Extract each line of the records below that contains the word "college".

─── Material provided ───

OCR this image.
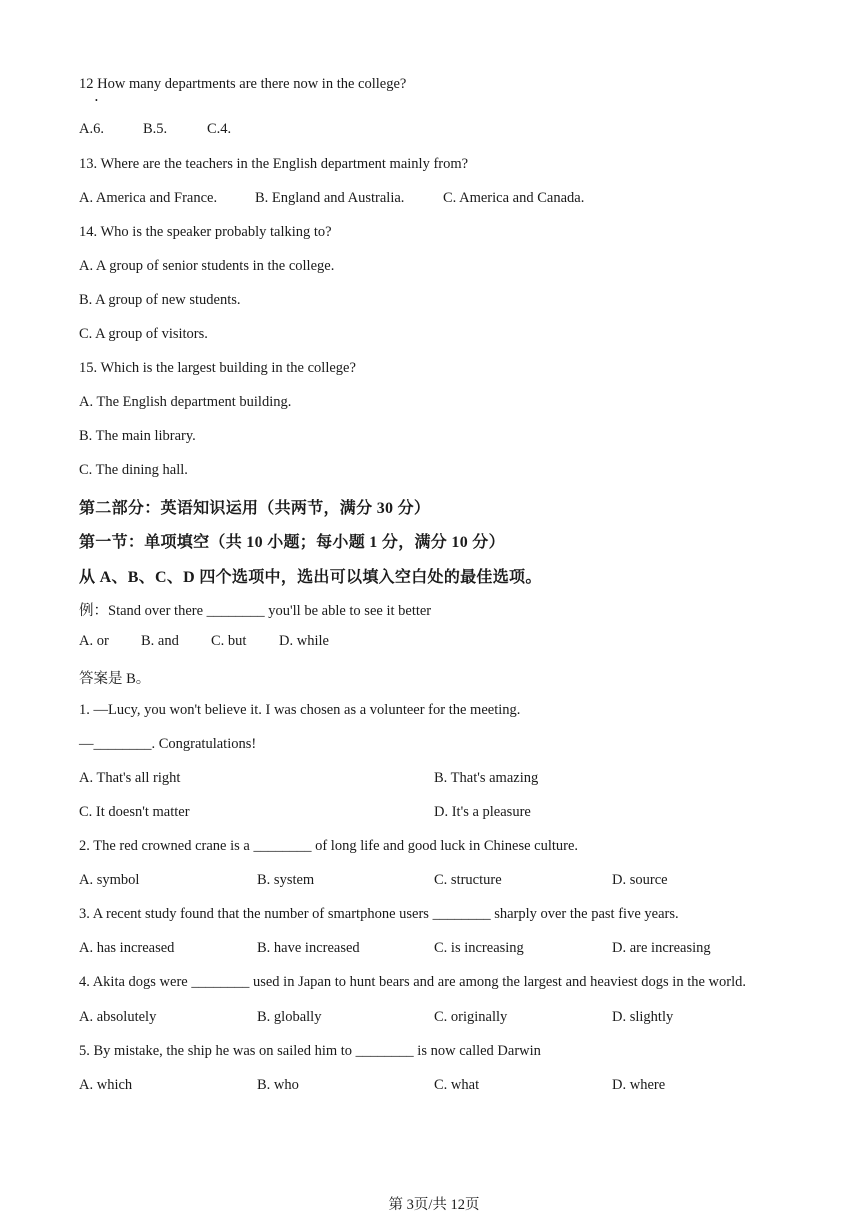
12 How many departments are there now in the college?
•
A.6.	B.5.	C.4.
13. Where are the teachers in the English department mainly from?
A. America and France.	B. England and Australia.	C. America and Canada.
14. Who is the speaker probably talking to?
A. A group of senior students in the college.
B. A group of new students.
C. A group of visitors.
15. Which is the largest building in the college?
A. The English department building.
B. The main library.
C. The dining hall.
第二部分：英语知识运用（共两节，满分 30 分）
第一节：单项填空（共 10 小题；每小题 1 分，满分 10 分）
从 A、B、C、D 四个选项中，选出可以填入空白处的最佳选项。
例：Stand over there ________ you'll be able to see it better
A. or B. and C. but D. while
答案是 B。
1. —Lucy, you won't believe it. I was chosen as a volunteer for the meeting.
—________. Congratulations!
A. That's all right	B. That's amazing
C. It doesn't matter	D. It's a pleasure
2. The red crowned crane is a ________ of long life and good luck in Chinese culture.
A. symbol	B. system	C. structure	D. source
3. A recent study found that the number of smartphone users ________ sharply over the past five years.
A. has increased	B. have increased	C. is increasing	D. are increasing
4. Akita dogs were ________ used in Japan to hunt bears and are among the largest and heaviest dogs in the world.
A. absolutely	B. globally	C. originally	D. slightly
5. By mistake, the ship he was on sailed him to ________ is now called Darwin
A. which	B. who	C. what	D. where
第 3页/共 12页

───

_Response below_.
12 How many departments are there now in the college?
A. A group of senior students in the college.
15. Which is the largest building in the college?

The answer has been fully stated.